** Instruction **
Leave out every picture, and output exactly the lines from the line containing "Extract the structured" through the last line of the data.

** Records provided **
★ ★ ★ ★ ★ ★ ★

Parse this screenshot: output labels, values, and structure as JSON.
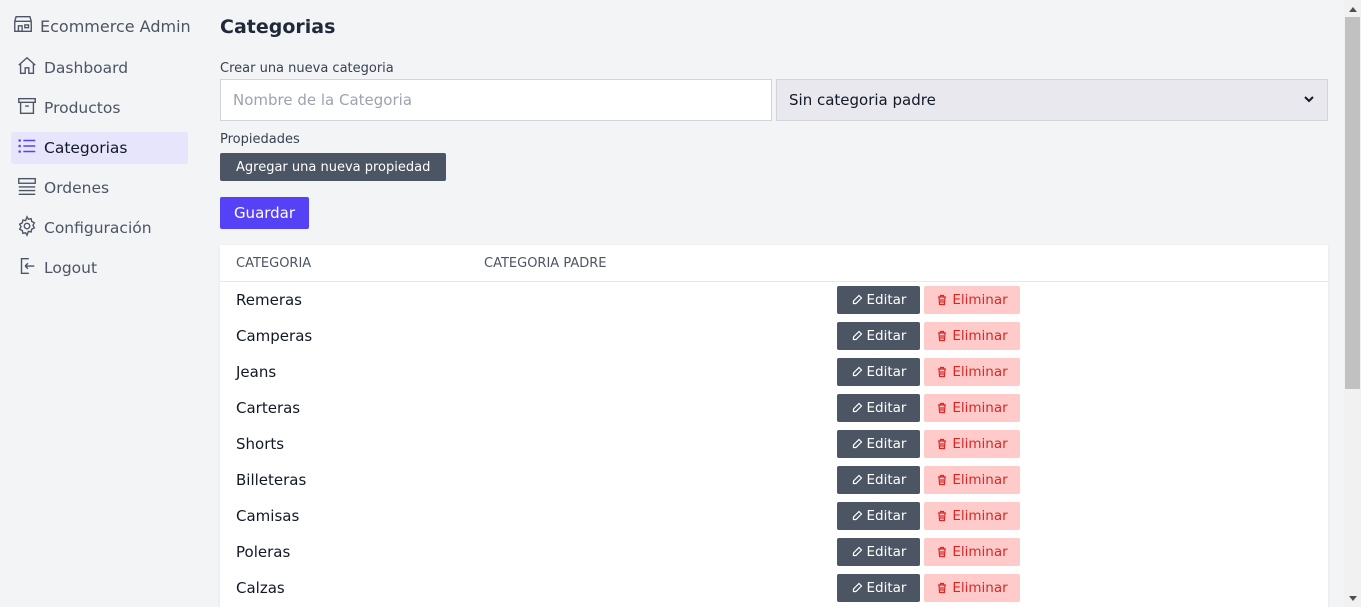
{
  "app": {
    "title": "Ecommerce Admin"
  },
  "sidebar": {
    "items": [
      {
        "label": "Dashboard",
        "icon": "home-icon"
      },
      {
        "label": "Productos",
        "icon": "archive-box-icon"
      },
      {
        "label": "Categorias",
        "icon": "list-icon",
        "active": true
      },
      {
        "label": "Ordenes",
        "icon": "queue-list-icon"
      },
      {
        "label": "Configuración",
        "icon": "gear-icon"
      },
      {
        "label": "Logout",
        "icon": "logout-icon"
      }
    ]
  },
  "main": {
    "title": "Categorias",
    "form": {
      "new_label": "Crear una nueva categoria",
      "name_placeholder": "Nombre de la Categoria",
      "name_value": "",
      "parent_selected": "Sin categoria padre",
      "properties_label": "Propiedades",
      "add_property_label": "Agregar una nueva propiedad",
      "save_label": "Guardar"
    },
    "table": {
      "headers": [
        "CATEGORIA",
        "CATEGORIA PADRE"
      ],
      "edit_label": "Editar",
      "delete_label": "Eliminar",
      "rows": [
        {
          "name": "Remeras",
          "parent": ""
        },
        {
          "name": "Camperas",
          "parent": ""
        },
        {
          "name": "Jeans",
          "parent": ""
        },
        {
          "name": "Carteras",
          "parent": ""
        },
        {
          "name": "Shorts",
          "parent": ""
        },
        {
          "name": "Billeteras",
          "parent": ""
        },
        {
          "name": "Camisas",
          "parent": ""
        },
        {
          "name": "Poleras",
          "parent": ""
        },
        {
          "name": "Calzas",
          "parent": ""
        }
      ]
    }
  },
  "colors": {
    "primary": "#5542f6",
    "dark_button": "#4b5563",
    "delete_bg": "#fecaca",
    "delete_text": "#dc2626",
    "active_nav_bg": "#e7e5fb"
  }
}
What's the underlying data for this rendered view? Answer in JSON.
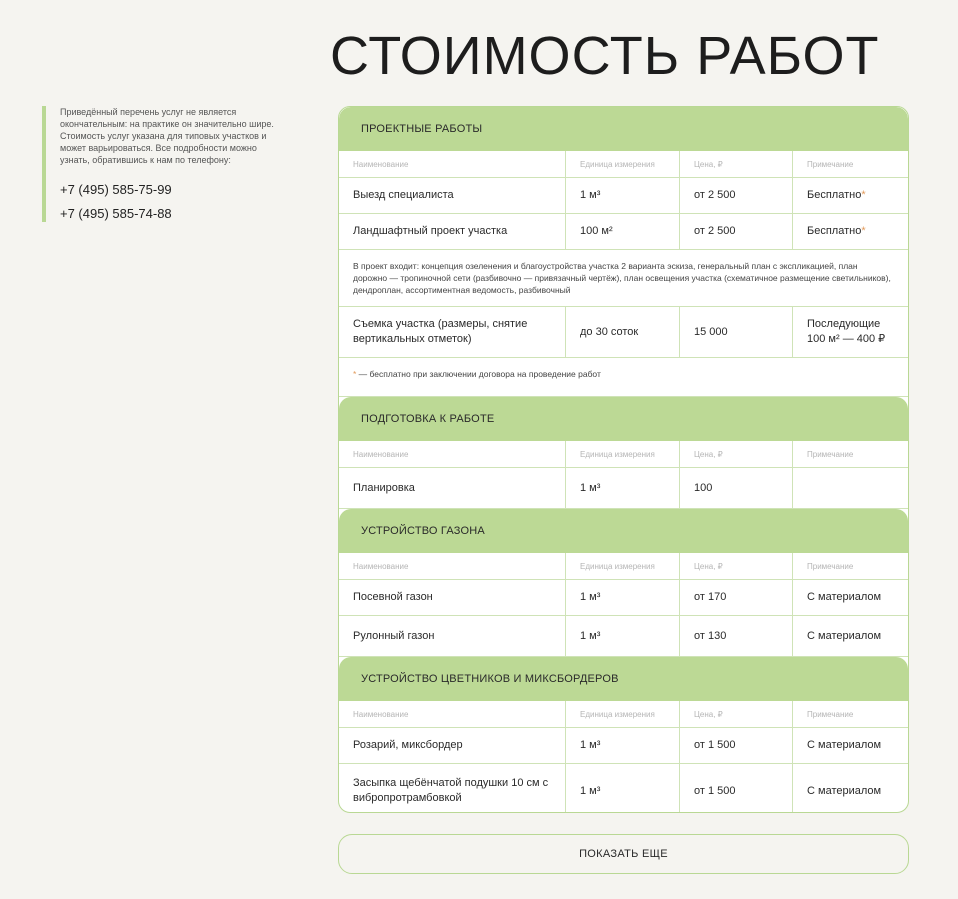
{
  "page": {
    "title": "СТОИМОСТЬ РАБОТ"
  },
  "note": {
    "text": "Приведённый перечень услуг не является окончательным: на практике он значительно шире. Стоимость услуг указана для типовых участков и может варьироваться. Все подробности можно узнать, обратившись к нам по телефону:",
    "phones": [
      "+7 (495) 585-75-99",
      "+7 (495) 585-74-88"
    ]
  },
  "table_headers": {
    "name": "Наименование",
    "unit": "Единица измерения",
    "price": "Цена, ₽",
    "note": "Примечание"
  },
  "sections": [
    {
      "title": "ПРОЕКТНЫЕ РАБОТЫ",
      "rows": [
        {
          "name": "Выезд специалиста",
          "unit": "1 м³",
          "price": "от 2 500",
          "note": "Бесплатно",
          "star": "*"
        },
        {
          "name": "Ландшафтный проект участка",
          "unit": "100 м²",
          "price": "от 2 500",
          "note": "Бесплатно",
          "star": "*"
        }
      ],
      "project_includes": "В проект входит: концепция озеленения и благоустройства участка 2 варианта эскиза, генеральный план с экспликацией, план дорожно — тропиночной сети (разбивочно — привязачный чертёж), план освещения участка (схематичное размещение светильников), дендроплан, ассортиментная ведомость, разбивочный",
      "survey_row": {
        "name": "Съемка участка (размеры, снятие вертикальных отметок)",
        "unit": "до 30 соток",
        "price": "15 000",
        "note": "Последующие 100 м² — 400 ₽"
      },
      "footnote_star": "*",
      "footnote": " — бесплатно при заключении договора на проведение работ"
    },
    {
      "title": "ПОДГОТОВКА К РАБОТЕ",
      "rows": [
        {
          "name": "Планировка",
          "unit": "1 м³",
          "price": "100",
          "note": ""
        }
      ]
    },
    {
      "title": "УСТРОЙСТВО ГАЗОНА",
      "rows": [
        {
          "name": "Посевной газон",
          "unit": "1 м³",
          "price": "от 170",
          "note": "С материалом"
        },
        {
          "name": "Рулонный газон",
          "unit": "1 м³",
          "price": "от 130",
          "note": "С материалом"
        }
      ]
    },
    {
      "title": "УСТРОЙСТВО ЦВЕТНИКОВ И МИКСБОРДЕРОВ",
      "rows": [
        {
          "name": "Розарий, миксбордер",
          "unit": "1 м³",
          "price": "от 1 500",
          "note": "С материалом"
        },
        {
          "name": "Засыпка щебёнчатой подушки 10 см с вибропротрамбовкой",
          "unit": "1 м³",
          "price": "от 1 500",
          "note": "С материалом"
        }
      ]
    }
  ],
  "show_more_label": "ПОКАЗАТЬ ЕЩЕ",
  "colors": {
    "accent": "#bcd995",
    "border": "#cfe3b7",
    "star": "#e29a5a",
    "background": "#f5f4f0"
  }
}
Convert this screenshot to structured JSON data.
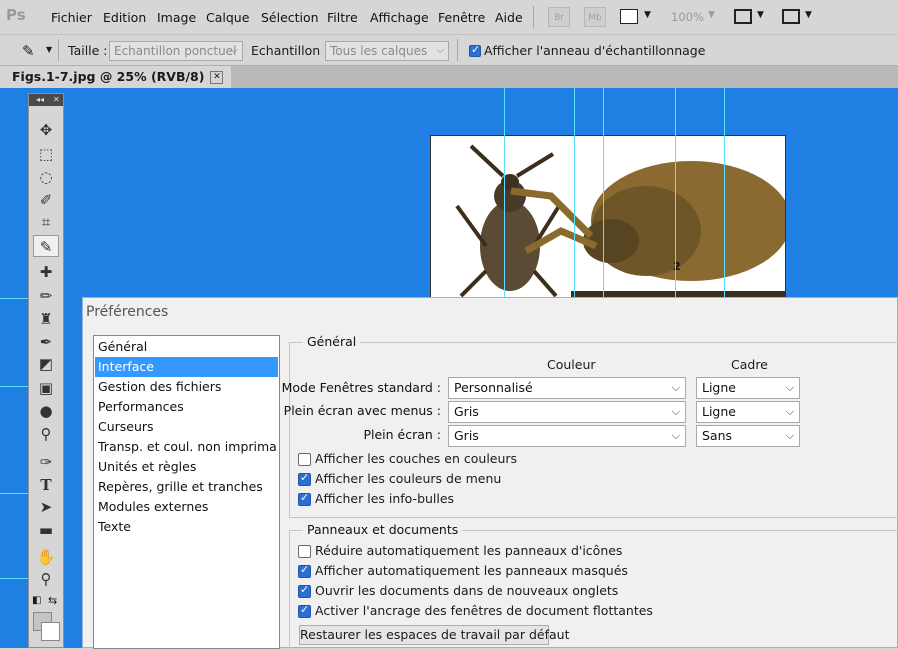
{
  "app": {
    "logo": "Ps"
  },
  "menu": [
    "Fichier",
    "Edition",
    "Image",
    "Calque",
    "Sélection",
    "Filtre",
    "Affichage",
    "Fenêtre",
    "Aide"
  ],
  "toolbar": {
    "br_label": "Br",
    "mb_label": "Mb",
    "zoom": "100%"
  },
  "options": {
    "size_label": "Taille :",
    "size_value": "Echantillon ponctuel",
    "sample_label": "Echantillon :",
    "sample_value": "Tous les calques",
    "ring_checked": true,
    "ring_label": "Afficher l'anneau d'échantillonnage"
  },
  "document": {
    "tab_title": "Figs.1-7.jpg @ 25% (RVB/8)",
    "close_glyph": "✕",
    "figure_number": "2"
  },
  "tools_panel": {
    "collapse": "◂◂",
    "close": "✕"
  },
  "preferences": {
    "title": "Préférences",
    "categories": [
      "Général",
      "Interface",
      "Gestion des fichiers",
      "Performances",
      "Curseurs",
      "Transp. et coul. non imprimables",
      "Unités et règles",
      "Repères, grille et tranches",
      "Modules externes",
      "Texte"
    ],
    "selected_category": "Interface",
    "general_section": {
      "legend": "Général",
      "col_color": "Couleur",
      "col_frame": "Cadre",
      "rows": [
        {
          "label": "Mode Fenêtres standard :",
          "color": "Personnalisé",
          "frame": "Ligne"
        },
        {
          "label": "Plein écran avec menus :",
          "color": "Gris",
          "frame": "Ligne"
        },
        {
          "label": "Plein écran :",
          "color": "Gris",
          "frame": "Sans"
        }
      ],
      "checkboxes": [
        {
          "label": "Afficher les couches en couleurs",
          "checked": false
        },
        {
          "label": "Afficher les couleurs de menu",
          "checked": true
        },
        {
          "label": "Afficher les info-bulles",
          "checked": true
        }
      ]
    },
    "panels_section": {
      "legend": "Panneaux et documents",
      "checkboxes": [
        {
          "label": "Réduire automatiquement les panneaux d'icônes",
          "checked": false
        },
        {
          "label": "Afficher automatiquement les panneaux masqués",
          "checked": true
        },
        {
          "label": "Ouvrir les documents dans de nouveaux onglets",
          "checked": true
        },
        {
          "label": "Activer l'ancrage des fenêtres de document flottantes",
          "checked": true
        }
      ],
      "restore_button": "Restaurer les espaces de travail par défaut"
    }
  },
  "colors": {
    "canvas": "#1f7fe2",
    "guide": "#5ce0ff",
    "selection": "#3399ff",
    "checkbox": "#2a6fd1"
  }
}
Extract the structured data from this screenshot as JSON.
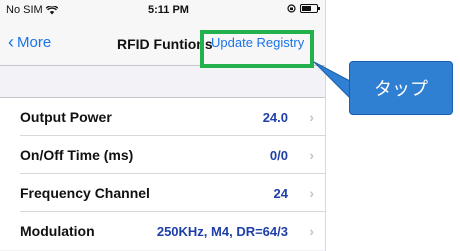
{
  "status_bar": {
    "carrier": "No SIM",
    "time": "5:11 PM"
  },
  "nav": {
    "back_label": "More",
    "title": "RFID Funtions",
    "action_label": "Update Registry"
  },
  "rows": [
    {
      "label": "Output Power",
      "value": "24.0"
    },
    {
      "label": "On/Off Time (ms)",
      "value": "0/0"
    },
    {
      "label": "Frequency Channel",
      "value": "24"
    },
    {
      "label": "Modulation",
      "value": "250KHz, M4, DR=64/3"
    }
  ],
  "annotation": {
    "text": "タップ"
  },
  "colors": {
    "accent": "#1a73e8",
    "highlight": "#22b14c",
    "callout": "#2f7fd3",
    "value": "#1f3fa8"
  }
}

★ ★ ★ ★ ★ ★ ★

** Final result **
Extract the structured data from this screenshot as JSON.
{
  "status_bar": {
    "carrier": "No SIM",
    "time": "5:11 PM"
  },
  "nav": {
    "back_label": "More",
    "title": "RFID Funtions",
    "action_label": "Update Registry"
  },
  "rows": [
    {
      "label": "Output Power",
      "value": "24.0"
    },
    {
      "label": "On/Off Time (ms)",
      "value": "0/0"
    },
    {
      "label": "Frequency Channel",
      "value": "24"
    },
    {
      "label": "Modulation",
      "value": "250KHz, M4, DR=64/3"
    }
  ],
  "annotation": {
    "text": "タップ"
  },
  "colors": {
    "accent": "#1a73e8",
    "highlight": "#22b14c",
    "callout": "#2f7fd3",
    "value": "#1f3fa8"
  }
}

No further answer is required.